::: Information provided
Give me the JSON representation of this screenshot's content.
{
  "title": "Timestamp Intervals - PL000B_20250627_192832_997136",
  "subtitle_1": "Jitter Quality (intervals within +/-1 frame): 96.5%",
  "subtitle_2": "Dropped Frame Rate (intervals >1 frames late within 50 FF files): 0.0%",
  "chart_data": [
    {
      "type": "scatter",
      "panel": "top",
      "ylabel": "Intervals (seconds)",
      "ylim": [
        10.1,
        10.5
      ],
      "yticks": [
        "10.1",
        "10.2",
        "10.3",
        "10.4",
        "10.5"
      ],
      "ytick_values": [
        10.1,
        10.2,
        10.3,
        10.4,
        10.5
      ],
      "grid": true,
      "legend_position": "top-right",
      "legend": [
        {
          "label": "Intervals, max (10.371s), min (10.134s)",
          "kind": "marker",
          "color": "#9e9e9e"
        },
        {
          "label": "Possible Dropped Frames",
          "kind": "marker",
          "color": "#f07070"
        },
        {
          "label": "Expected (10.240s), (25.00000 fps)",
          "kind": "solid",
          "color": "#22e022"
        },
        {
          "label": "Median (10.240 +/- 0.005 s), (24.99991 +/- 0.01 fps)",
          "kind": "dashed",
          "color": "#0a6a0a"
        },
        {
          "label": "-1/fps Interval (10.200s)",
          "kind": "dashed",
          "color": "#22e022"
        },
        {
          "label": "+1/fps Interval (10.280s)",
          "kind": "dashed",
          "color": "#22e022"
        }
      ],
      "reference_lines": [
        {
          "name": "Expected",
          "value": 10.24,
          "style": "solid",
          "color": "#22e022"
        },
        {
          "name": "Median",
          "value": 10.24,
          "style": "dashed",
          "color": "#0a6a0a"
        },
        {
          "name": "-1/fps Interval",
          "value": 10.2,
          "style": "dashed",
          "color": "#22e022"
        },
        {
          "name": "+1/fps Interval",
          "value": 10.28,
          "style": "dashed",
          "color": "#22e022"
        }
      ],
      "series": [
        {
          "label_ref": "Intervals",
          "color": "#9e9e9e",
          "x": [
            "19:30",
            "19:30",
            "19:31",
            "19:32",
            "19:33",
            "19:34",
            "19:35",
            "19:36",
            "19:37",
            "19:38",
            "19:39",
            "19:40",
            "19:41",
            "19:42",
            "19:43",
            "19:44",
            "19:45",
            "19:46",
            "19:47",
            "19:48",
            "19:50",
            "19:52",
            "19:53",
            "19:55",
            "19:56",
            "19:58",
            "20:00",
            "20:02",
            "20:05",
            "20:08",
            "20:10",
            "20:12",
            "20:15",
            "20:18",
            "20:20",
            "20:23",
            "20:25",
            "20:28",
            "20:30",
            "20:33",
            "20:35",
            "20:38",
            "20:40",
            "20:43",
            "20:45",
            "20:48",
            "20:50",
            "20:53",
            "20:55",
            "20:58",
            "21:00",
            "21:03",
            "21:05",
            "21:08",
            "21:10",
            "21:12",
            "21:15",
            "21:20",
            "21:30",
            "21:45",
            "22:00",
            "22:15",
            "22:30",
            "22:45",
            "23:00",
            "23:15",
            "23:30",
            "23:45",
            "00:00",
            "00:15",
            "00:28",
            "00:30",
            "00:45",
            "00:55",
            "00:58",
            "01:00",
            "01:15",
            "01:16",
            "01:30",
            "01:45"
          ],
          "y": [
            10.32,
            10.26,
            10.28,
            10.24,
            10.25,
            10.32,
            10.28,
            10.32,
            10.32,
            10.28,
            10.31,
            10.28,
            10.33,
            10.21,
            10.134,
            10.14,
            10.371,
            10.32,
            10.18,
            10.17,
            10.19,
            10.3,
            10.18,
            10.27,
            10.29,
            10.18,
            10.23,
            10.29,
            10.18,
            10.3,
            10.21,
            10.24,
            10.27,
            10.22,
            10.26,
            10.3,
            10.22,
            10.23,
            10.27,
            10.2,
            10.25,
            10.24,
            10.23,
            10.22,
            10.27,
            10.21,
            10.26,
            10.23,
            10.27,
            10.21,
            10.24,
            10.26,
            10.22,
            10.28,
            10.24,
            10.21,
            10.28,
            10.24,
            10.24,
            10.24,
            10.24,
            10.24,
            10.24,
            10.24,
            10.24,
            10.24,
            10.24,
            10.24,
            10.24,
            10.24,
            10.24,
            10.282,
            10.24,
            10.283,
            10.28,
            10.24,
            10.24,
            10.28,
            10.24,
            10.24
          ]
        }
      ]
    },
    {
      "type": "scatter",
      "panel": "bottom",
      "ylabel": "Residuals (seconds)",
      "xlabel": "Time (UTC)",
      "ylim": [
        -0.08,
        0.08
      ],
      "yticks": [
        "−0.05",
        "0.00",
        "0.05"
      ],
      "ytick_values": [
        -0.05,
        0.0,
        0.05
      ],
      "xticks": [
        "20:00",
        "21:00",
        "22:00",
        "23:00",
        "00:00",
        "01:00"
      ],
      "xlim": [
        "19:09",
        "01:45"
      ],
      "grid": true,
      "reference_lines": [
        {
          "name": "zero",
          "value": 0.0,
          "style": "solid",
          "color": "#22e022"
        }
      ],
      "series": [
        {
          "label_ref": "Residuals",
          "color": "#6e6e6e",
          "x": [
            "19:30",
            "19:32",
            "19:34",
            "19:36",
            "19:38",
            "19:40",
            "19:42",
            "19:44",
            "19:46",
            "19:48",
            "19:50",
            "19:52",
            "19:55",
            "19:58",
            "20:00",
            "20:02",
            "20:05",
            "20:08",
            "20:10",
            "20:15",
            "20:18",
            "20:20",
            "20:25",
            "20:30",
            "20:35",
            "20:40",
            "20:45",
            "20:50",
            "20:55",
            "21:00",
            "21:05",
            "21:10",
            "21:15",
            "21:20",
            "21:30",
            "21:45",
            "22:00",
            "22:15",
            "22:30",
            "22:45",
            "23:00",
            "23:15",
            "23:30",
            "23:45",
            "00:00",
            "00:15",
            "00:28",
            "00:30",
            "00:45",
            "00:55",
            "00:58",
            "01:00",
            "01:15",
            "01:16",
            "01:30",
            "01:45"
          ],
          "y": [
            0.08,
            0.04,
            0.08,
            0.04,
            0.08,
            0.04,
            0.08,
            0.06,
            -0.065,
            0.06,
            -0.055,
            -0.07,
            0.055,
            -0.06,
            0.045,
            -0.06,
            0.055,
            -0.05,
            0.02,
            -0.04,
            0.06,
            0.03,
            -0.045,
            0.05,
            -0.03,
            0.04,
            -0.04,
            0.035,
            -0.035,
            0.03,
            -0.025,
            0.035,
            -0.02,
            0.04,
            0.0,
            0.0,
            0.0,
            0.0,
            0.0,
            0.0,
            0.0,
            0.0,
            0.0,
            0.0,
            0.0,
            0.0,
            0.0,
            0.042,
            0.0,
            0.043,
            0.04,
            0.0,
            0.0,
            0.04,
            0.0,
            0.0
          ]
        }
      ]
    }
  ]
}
::::::
- What needs to be done -
Extract the listing in its entirety, matching it exactly.

- Solution to this task -
Give me the JSON representation of this screenshot's content.
{
  "title": "Timestamp Intervals - PL000B_20250627_192832_997136",
  "subtitle_1": "Jitter Quality (intervals within +/-1 frame): 96.5%",
  "subtitle_2": "Dropped Frame Rate (intervals >1 frames late within 50 FF files): 0.0%",
  "chart_data": [
    {
      "type": "scatter",
      "panel": "top",
      "ylabel": "Intervals (seconds)",
      "ylim": [
        10.1,
        10.5
      ],
      "yticks": [
        "10.1",
        "10.2",
        "10.3",
        "10.4",
        "10.5"
      ],
      "ytick_values": [
        10.1,
        10.2,
        10.3,
        10.4,
        10.5
      ],
      "grid": true,
      "legend_position": "top-right",
      "legend": [
        {
          "label": "Intervals, max (10.371s), min (10.134s)",
          "kind": "marker",
          "color": "#9e9e9e"
        },
        {
          "label": "Possible Dropped Frames",
          "kind": "marker",
          "color": "#f07070"
        },
        {
          "label": "Expected (10.240s), (25.00000 fps)",
          "kind": "solid",
          "color": "#22e022"
        },
        {
          "label": "Median (10.240 +/- 0.005 s), (24.99991 +/- 0.01 fps)",
          "kind": "dashed",
          "color": "#0a6a0a"
        },
        {
          "label": "-1/fps Interval (10.200s)",
          "kind": "dashed",
          "color": "#22e022"
        },
        {
          "label": "+1/fps Interval (10.280s)",
          "kind": "dashed",
          "color": "#22e022"
        }
      ],
      "reference_lines": [
        {
          "name": "Expected",
          "value": 10.24,
          "style": "solid",
          "color": "#22e022"
        },
        {
          "name": "Median",
          "value": 10.24,
          "style": "dashed",
          "color": "#0a6a0a"
        },
        {
          "name": "-1/fps Interval",
          "value": 10.2,
          "style": "dashed",
          "color": "#22e022"
        },
        {
          "name": "+1/fps Interval",
          "value": 10.28,
          "style": "dashed",
          "color": "#22e022"
        }
      ],
      "series": [
        {
          "label_ref": "Intervals",
          "color": "#9e9e9e",
          "x": [
            "19:30",
            "19:30",
            "19:31",
            "19:32",
            "19:33",
            "19:34",
            "19:35",
            "19:36",
            "19:37",
            "19:38",
            "19:39",
            "19:40",
            "19:41",
            "19:42",
            "19:43",
            "19:44",
            "19:45",
            "19:46",
            "19:47",
            "19:48",
            "19:50",
            "19:52",
            "19:53",
            "19:55",
            "19:56",
            "19:58",
            "20:00",
            "20:02",
            "20:05",
            "20:08",
            "20:10",
            "20:12",
            "20:15",
            "20:18",
            "20:20",
            "20:23",
            "20:25",
            "20:28",
            "20:30",
            "20:33",
            "20:35",
            "20:38",
            "20:40",
            "20:43",
            "20:45",
            "20:48",
            "20:50",
            "20:53",
            "20:55",
            "20:58",
            "21:00",
            "21:03",
            "21:05",
            "21:08",
            "21:10",
            "21:12",
            "21:15",
            "21:20",
            "21:30",
            "21:45",
            "22:00",
            "22:15",
            "22:30",
            "22:45",
            "23:00",
            "23:15",
            "23:30",
            "23:45",
            "00:00",
            "00:15",
            "00:28",
            "00:30",
            "00:45",
            "00:55",
            "00:58",
            "01:00",
            "01:15",
            "01:16",
            "01:30",
            "01:45"
          ],
          "y": [
            10.32,
            10.26,
            10.28,
            10.24,
            10.25,
            10.32,
            10.28,
            10.32,
            10.32,
            10.28,
            10.31,
            10.28,
            10.33,
            10.21,
            10.134,
            10.14,
            10.371,
            10.32,
            10.18,
            10.17,
            10.19,
            10.3,
            10.18,
            10.27,
            10.29,
            10.18,
            10.23,
            10.29,
            10.18,
            10.3,
            10.21,
            10.24,
            10.27,
            10.22,
            10.26,
            10.3,
            10.22,
            10.23,
            10.27,
            10.2,
            10.25,
            10.24,
            10.23,
            10.22,
            10.27,
            10.21,
            10.26,
            10.23,
            10.27,
            10.21,
            10.24,
            10.26,
            10.22,
            10.28,
            10.24,
            10.21,
            10.28,
            10.24,
            10.24,
            10.24,
            10.24,
            10.24,
            10.24,
            10.24,
            10.24,
            10.24,
            10.24,
            10.24,
            10.24,
            10.24,
            10.24,
            10.282,
            10.24,
            10.283,
            10.28,
            10.24,
            10.24,
            10.28,
            10.24,
            10.24
          ]
        }
      ]
    },
    {
      "type": "scatter",
      "panel": "bottom",
      "ylabel": "Residuals (seconds)",
      "xlabel": "Time (UTC)",
      "ylim": [
        -0.08,
        0.08
      ],
      "yticks": [
        "−0.05",
        "0.00",
        "0.05"
      ],
      "ytick_values": [
        -0.05,
        0.0,
        0.05
      ],
      "xticks": [
        "20:00",
        "21:00",
        "22:00",
        "23:00",
        "00:00",
        "01:00"
      ],
      "xlim": [
        "19:09",
        "01:45"
      ],
      "grid": true,
      "reference_lines": [
        {
          "name": "zero",
          "value": 0.0,
          "style": "solid",
          "color": "#22e022"
        }
      ],
      "series": [
        {
          "label_ref": "Residuals",
          "color": "#6e6e6e",
          "x": [
            "19:30",
            "19:32",
            "19:34",
            "19:36",
            "19:38",
            "19:40",
            "19:42",
            "19:44",
            "19:46",
            "19:48",
            "19:50",
            "19:52",
            "19:55",
            "19:58",
            "20:00",
            "20:02",
            "20:05",
            "20:08",
            "20:10",
            "20:15",
            "20:18",
            "20:20",
            "20:25",
            "20:30",
            "20:35",
            "20:40",
            "20:45",
            "20:50",
            "20:55",
            "21:00",
            "21:05",
            "21:10",
            "21:15",
            "21:20",
            "21:30",
            "21:45",
            "22:00",
            "22:15",
            "22:30",
            "22:45",
            "23:00",
            "23:15",
            "23:30",
            "23:45",
            "00:00",
            "00:15",
            "00:28",
            "00:30",
            "00:45",
            "00:55",
            "00:58",
            "01:00",
            "01:15",
            "01:16",
            "01:30",
            "01:45"
          ],
          "y": [
            0.08,
            0.04,
            0.08,
            0.04,
            0.08,
            0.04,
            0.08,
            0.06,
            -0.065,
            0.06,
            -0.055,
            -0.07,
            0.055,
            -0.06,
            0.045,
            -0.06,
            0.055,
            -0.05,
            0.02,
            -0.04,
            0.06,
            0.03,
            -0.045,
            0.05,
            -0.03,
            0.04,
            -0.04,
            0.035,
            -0.035,
            0.03,
            -0.025,
            0.035,
            -0.02,
            0.04,
            0.0,
            0.0,
            0.0,
            0.0,
            0.0,
            0.0,
            0.0,
            0.0,
            0.0,
            0.0,
            0.0,
            0.0,
            0.0,
            0.042,
            0.0,
            0.043,
            0.04,
            0.0,
            0.0,
            0.04,
            0.0,
            0.0
          ]
        }
      ]
    }
  ]
}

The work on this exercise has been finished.